Each entry below is to be transcribed exactly.
++++ Material provided
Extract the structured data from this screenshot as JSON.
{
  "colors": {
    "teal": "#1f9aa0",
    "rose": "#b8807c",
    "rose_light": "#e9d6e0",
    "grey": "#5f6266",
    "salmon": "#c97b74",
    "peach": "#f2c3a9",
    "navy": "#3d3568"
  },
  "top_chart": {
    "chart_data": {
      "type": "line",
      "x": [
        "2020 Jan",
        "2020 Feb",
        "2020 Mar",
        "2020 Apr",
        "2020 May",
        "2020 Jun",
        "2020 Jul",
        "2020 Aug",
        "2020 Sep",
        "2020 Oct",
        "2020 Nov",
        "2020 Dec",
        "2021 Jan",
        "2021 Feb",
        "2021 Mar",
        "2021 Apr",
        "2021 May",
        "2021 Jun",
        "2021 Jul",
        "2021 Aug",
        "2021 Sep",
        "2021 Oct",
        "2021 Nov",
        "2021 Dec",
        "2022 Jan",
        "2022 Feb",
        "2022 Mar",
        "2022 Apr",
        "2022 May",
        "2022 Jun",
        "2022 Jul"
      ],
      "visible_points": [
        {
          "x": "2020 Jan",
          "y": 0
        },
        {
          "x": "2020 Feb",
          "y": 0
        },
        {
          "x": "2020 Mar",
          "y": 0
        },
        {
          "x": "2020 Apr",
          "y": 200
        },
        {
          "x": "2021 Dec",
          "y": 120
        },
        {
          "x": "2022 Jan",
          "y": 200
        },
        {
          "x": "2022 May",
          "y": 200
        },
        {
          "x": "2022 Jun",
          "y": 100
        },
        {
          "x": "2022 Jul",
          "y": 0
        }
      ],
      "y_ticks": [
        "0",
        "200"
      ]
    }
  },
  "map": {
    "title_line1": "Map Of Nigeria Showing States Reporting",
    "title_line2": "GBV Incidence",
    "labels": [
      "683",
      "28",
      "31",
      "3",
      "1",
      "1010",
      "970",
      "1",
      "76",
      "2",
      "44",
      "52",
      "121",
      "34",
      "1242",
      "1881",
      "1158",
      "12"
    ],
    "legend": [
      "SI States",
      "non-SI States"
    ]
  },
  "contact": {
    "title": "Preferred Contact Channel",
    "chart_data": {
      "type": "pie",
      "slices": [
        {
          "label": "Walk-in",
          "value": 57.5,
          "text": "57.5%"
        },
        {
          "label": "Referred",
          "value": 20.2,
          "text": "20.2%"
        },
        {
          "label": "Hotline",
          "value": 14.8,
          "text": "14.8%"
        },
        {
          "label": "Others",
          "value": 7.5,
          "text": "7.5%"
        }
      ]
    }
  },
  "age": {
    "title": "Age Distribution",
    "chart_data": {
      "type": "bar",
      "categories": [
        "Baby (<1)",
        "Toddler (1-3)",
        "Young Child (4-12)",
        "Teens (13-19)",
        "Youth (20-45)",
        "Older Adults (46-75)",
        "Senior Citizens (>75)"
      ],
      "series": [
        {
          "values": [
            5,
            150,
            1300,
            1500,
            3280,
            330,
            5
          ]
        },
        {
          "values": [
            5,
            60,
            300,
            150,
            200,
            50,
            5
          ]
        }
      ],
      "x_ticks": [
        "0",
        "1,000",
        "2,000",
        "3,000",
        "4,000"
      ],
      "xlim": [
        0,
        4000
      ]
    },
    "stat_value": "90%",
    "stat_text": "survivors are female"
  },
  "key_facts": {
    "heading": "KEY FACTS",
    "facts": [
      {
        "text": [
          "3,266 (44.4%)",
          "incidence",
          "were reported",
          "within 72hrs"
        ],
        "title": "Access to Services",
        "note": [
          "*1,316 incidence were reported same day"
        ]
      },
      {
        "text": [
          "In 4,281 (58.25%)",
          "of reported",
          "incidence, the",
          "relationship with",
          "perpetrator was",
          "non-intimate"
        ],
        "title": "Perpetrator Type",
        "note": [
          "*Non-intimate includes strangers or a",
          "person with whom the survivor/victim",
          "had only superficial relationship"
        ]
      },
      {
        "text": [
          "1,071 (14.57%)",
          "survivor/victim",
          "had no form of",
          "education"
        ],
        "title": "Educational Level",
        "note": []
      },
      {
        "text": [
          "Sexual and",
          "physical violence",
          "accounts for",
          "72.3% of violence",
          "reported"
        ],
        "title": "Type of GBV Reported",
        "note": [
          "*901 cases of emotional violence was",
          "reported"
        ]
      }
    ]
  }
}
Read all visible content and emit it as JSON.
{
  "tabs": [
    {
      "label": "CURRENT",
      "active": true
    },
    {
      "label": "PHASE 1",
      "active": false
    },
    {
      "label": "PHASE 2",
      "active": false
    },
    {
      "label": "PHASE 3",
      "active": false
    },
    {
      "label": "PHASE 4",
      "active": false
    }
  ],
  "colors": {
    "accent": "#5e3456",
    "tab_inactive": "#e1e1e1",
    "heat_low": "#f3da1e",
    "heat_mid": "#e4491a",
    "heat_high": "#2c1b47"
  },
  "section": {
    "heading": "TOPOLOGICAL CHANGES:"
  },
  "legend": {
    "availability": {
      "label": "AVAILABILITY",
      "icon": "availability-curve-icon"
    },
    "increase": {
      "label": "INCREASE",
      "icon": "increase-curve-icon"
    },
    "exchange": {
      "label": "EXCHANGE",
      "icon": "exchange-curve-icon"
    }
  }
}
++++++++
Finished answer:
Extract the structured data from this screenshot as JSON.
{
  "colors": {
    "teal": "#1f9aa0",
    "rose": "#b8807c",
    "rose_light": "#e9d6e0",
    "grey": "#5f6266",
    "salmon": "#c97b74",
    "peach": "#f2c3a9",
    "navy": "#3d3568"
  },
  "top_chart": {
    "chart_data": {
      "type": "line",
      "x": [
        "2020 Jan",
        "2020 Feb",
        "2020 Mar",
        "2020 Apr",
        "2020 May",
        "2020 Jun",
        "2020 Jul",
        "2020 Aug",
        "2020 Sep",
        "2020 Oct",
        "2020 Nov",
        "2020 Dec",
        "2021 Jan",
        "2021 Feb",
        "2021 Mar",
        "2021 Apr",
        "2021 May",
        "2021 Jun",
        "2021 Jul",
        "2021 Aug",
        "2021 Sep",
        "2021 Oct",
        "2021 Nov",
        "2021 Dec",
        "2022 Jan",
        "2022 Feb",
        "2022 Mar",
        "2022 Apr",
        "2022 May",
        "2022 Jun",
        "2022 Jul"
      ],
      "visible_points": [
        {
          "x": "2020 Jan",
          "y": 0
        },
        {
          "x": "2020 Feb",
          "y": 0
        },
        {
          "x": "2020 Mar",
          "y": 0
        },
        {
          "x": "2020 Apr",
          "y": 200
        },
        {
          "x": "2021 Dec",
          "y": 120
        },
        {
          "x": "2022 Jan",
          "y": 200
        },
        {
          "x": "2022 May",
          "y": 200
        },
        {
          "x": "2022 Jun",
          "y": 100
        },
        {
          "x": "2022 Jul",
          "y": 0
        }
      ],
      "y_ticks": [
        "0",
        "200"
      ]
    }
  },
  "map": {
    "title_line1": "Map Of Nigeria Showing States Reporting",
    "title_line2": "GBV Incidence",
    "labels": [
      "683",
      "28",
      "31",
      "3",
      "1",
      "1010",
      "970",
      "1",
      "76",
      "2",
      "44",
      "52",
      "121",
      "34",
      "1242",
      "1881",
      "1158",
      "12"
    ],
    "legend": [
      "SI States",
      "non-SI States"
    ]
  },
  "contact": {
    "title": "Preferred Contact Channel",
    "chart_data": {
      "type": "pie",
      "slices": [
        {
          "label": "Walk-in",
          "value": 57.5,
          "text": "57.5%"
        },
        {
          "label": "Referred",
          "value": 20.2,
          "text": "20.2%"
        },
        {
          "label": "Hotline",
          "value": 14.8,
          "text": "14.8%"
        },
        {
          "label": "Others",
          "value": 7.5,
          "text": "7.5%"
        }
      ]
    }
  },
  "age": {
    "title": "Age Distribution",
    "chart_data": {
      "type": "bar",
      "categories": [
        "Baby (<1)",
        "Toddler (1-3)",
        "Young Child (4-12)",
        "Teens (13-19)",
        "Youth (20-45)",
        "Older Adults (46-75)",
        "Senior Citizens (>75)"
      ],
      "series": [
        {
          "values": [
            5,
            150,
            1300,
            1500,
            3280,
            330,
            5
          ]
        },
        {
          "values": [
            5,
            60,
            300,
            150,
            200,
            50,
            5
          ]
        }
      ],
      "x_ticks": [
        "0",
        "1,000",
        "2,000",
        "3,000",
        "4,000"
      ],
      "xlim": [
        0,
        4000
      ]
    },
    "stat_value": "90%",
    "stat_text": "survivors are female"
  },
  "key_facts": {
    "heading": "KEY FACTS",
    "facts": [
      {
        "text": [
          "3,266 (44.4%)",
          "incidence",
          "were reported",
          "within 72hrs"
        ],
        "title": "Access to Services",
        "note": [
          "*1,316 incidence were reported same day"
        ]
      },
      {
        "text": [
          "In 4,281 (58.25%)",
          "of reported",
          "incidence, the",
          "relationship with",
          "perpetrator was",
          "non-intimate"
        ],
        "title": "Perpetrator Type",
        "note": [
          "*Non-intimate includes strangers or a",
          "person with whom the survivor/victim",
          "had only superficial relationship"
        ]
      },
      {
        "text": [
          "1,071 (14.57%)",
          "survivor/victim",
          "had no form of",
          "education"
        ],
        "title": "Educational Level",
        "note": []
      },
      {
        "text": [
          "Sexual and",
          "physical violence",
          "accounts for",
          "72.3% of violence",
          "reported"
        ],
        "title": "Type of GBV Reported",
        "note": [
          "*901 cases of emotional violence was",
          "reported"
        ]
      }
    ]
  }
}
Read all visible content and emit it as JSON.
{
  "tabs": [
    {
      "label": "CURRENT",
      "active": true
    },
    {
      "label": "PHASE 1",
      "active": false
    },
    {
      "label": "PHASE 2",
      "active": false
    },
    {
      "label": "PHASE 3",
      "active": false
    },
    {
      "label": "PHASE 4",
      "active": false
    }
  ],
  "colors": {
    "accent": "#5e3456",
    "tab_inactive": "#e1e1e1",
    "heat_low": "#f3da1e",
    "heat_mid": "#e4491a",
    "heat_high": "#2c1b47"
  },
  "section": {
    "heading": "TOPOLOGICAL CHANGES:"
  },
  "legend": {
    "availability": {
      "label": "AVAILABILITY",
      "icon": "availability-curve-icon"
    },
    "increase": {
      "label": "INCREASE",
      "icon": "increase-curve-icon"
    },
    "exchange": {
      "label": "EXCHANGE",
      "icon": "exchange-curve-icon"
    }
  }
}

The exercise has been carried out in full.